- **SET PROBLEM**
Count each line below that has "Department" anywhere in it. Answer with the total alone.

- **DATA FOR THIS EXERCISE**

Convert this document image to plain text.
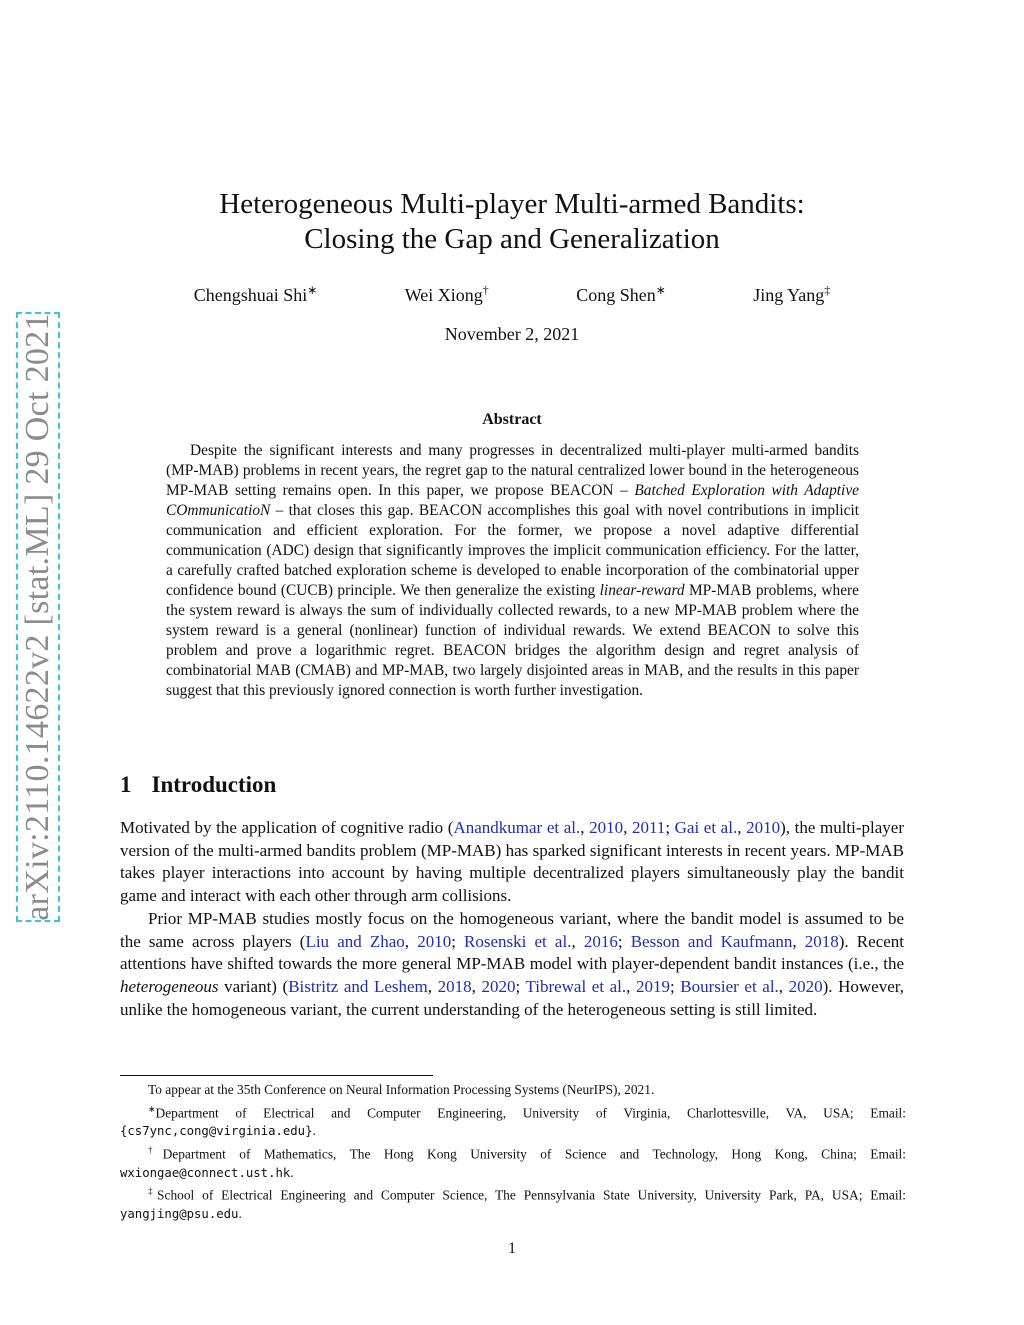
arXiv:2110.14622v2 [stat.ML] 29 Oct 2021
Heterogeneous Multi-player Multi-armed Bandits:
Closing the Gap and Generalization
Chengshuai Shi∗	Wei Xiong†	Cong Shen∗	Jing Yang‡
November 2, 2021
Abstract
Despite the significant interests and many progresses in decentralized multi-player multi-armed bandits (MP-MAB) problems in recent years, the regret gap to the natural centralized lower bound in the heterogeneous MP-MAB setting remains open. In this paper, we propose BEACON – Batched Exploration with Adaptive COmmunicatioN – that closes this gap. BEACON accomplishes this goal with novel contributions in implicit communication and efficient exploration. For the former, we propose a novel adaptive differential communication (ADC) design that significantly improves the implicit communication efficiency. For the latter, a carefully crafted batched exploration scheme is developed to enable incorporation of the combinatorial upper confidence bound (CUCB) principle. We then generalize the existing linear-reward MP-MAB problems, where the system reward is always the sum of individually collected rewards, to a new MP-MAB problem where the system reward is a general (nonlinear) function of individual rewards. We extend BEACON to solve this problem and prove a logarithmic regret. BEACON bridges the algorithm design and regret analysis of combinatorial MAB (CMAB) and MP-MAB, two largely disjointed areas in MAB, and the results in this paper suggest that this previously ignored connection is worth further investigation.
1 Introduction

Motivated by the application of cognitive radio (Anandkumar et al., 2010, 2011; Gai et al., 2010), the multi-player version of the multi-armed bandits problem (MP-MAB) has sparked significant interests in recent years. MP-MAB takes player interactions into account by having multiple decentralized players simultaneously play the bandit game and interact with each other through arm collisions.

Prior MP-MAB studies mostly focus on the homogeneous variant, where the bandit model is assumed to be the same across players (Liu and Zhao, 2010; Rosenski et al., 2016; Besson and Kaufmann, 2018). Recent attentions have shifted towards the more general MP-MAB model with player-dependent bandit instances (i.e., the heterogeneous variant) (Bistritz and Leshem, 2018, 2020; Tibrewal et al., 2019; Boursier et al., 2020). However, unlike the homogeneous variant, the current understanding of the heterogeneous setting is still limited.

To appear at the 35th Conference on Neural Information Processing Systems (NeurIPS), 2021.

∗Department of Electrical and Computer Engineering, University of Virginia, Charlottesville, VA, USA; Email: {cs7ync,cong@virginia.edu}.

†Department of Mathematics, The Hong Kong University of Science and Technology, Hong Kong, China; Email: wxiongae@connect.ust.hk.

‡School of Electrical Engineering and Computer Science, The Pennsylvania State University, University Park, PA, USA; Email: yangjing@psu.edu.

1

==

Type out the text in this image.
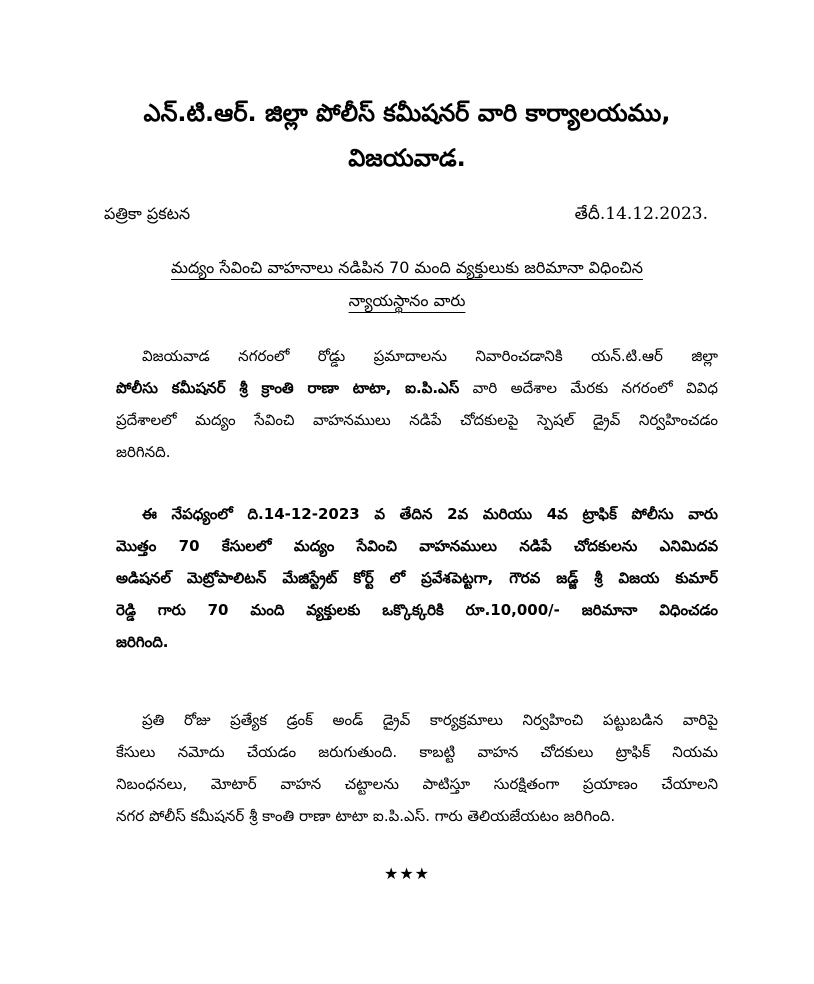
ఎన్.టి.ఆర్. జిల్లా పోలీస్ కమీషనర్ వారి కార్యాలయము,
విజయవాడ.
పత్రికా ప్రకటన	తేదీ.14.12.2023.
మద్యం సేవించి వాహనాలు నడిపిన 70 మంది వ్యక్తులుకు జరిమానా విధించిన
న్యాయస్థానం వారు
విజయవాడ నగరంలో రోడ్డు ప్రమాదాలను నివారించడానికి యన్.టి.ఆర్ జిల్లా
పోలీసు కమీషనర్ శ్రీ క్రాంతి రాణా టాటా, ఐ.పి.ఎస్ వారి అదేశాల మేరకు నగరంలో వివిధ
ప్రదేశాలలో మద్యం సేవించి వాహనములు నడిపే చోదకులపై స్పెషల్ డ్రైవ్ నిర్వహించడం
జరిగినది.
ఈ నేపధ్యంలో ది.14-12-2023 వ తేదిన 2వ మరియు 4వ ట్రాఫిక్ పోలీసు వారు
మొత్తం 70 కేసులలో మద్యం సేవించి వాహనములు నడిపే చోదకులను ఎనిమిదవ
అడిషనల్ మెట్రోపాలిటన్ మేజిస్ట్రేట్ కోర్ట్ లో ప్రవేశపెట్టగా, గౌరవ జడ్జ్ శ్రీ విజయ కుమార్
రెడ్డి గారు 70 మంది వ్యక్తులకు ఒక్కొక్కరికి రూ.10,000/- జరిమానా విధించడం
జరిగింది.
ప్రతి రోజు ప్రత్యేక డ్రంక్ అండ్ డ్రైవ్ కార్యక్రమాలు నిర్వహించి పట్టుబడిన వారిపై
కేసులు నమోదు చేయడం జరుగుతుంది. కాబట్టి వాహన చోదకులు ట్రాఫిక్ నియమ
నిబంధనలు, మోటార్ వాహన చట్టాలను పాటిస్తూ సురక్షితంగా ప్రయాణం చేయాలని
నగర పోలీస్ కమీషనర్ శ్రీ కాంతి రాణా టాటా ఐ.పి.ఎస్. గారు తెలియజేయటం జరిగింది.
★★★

==

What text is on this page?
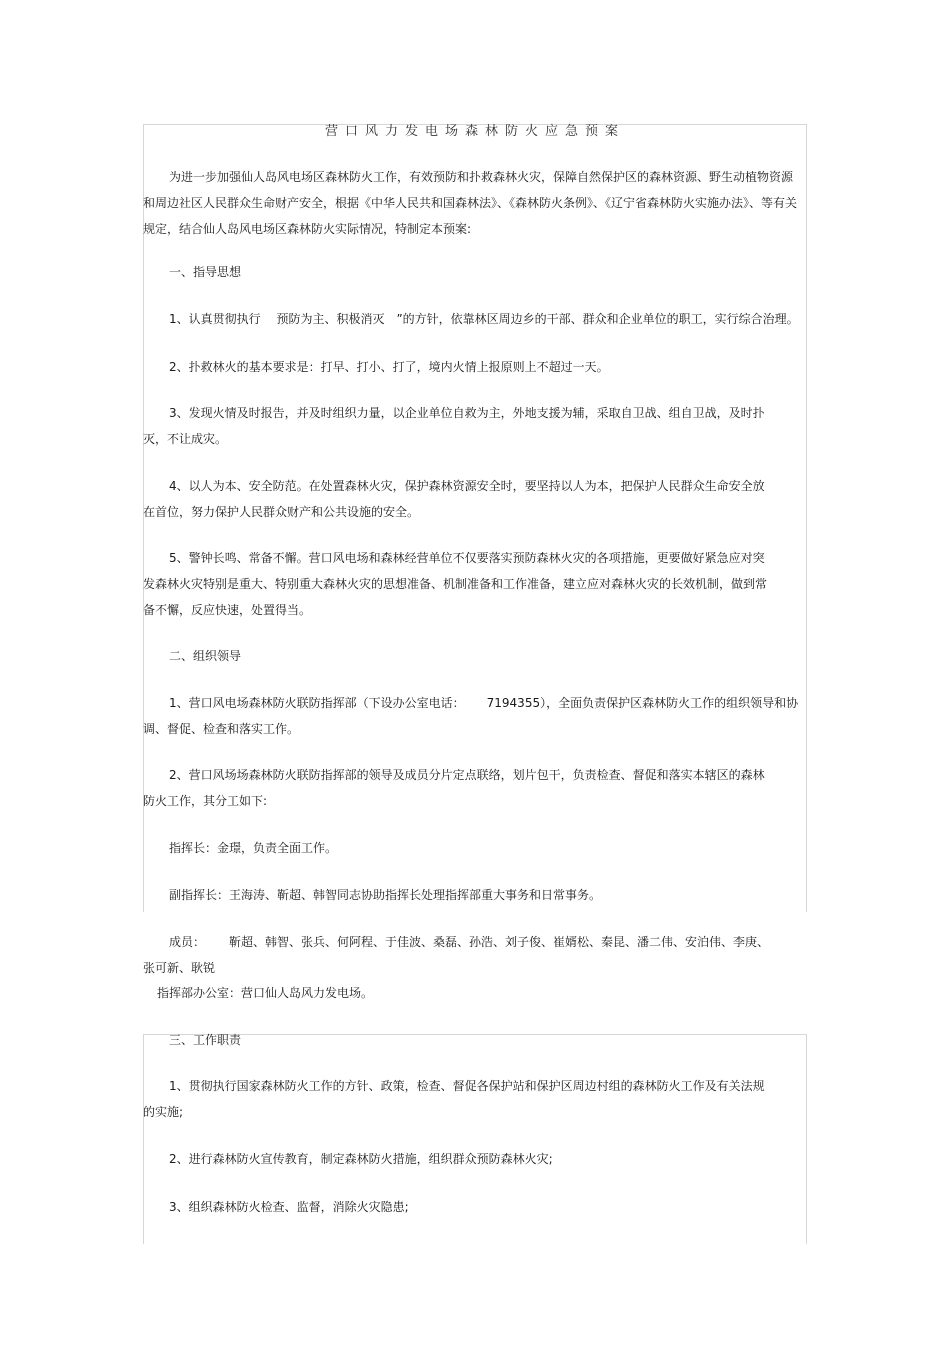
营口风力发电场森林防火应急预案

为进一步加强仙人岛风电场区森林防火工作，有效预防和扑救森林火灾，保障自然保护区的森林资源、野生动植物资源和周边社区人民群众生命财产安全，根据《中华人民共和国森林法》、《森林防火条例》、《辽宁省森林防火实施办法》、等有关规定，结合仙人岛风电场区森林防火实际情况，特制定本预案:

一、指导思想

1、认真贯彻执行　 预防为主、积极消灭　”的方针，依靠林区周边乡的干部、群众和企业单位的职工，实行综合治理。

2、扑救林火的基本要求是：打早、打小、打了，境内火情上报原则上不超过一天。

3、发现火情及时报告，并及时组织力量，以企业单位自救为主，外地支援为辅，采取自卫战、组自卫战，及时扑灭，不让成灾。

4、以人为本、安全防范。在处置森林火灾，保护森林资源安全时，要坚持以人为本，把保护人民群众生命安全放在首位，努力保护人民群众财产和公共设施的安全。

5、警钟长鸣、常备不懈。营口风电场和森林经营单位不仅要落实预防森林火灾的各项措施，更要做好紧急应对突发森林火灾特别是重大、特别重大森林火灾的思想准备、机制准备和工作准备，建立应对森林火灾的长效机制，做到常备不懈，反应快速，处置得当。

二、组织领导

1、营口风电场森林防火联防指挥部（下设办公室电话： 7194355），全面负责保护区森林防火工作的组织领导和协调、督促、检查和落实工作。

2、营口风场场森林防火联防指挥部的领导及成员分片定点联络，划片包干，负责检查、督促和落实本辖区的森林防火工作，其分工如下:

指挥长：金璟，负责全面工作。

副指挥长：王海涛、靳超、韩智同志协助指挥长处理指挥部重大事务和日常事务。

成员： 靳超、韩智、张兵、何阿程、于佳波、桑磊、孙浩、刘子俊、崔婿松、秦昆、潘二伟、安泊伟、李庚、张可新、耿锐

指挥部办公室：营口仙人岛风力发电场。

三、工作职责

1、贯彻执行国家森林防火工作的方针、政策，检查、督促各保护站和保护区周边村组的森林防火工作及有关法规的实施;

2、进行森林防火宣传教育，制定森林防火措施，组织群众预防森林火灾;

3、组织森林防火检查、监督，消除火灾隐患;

- **EXERCISE RESULT**
2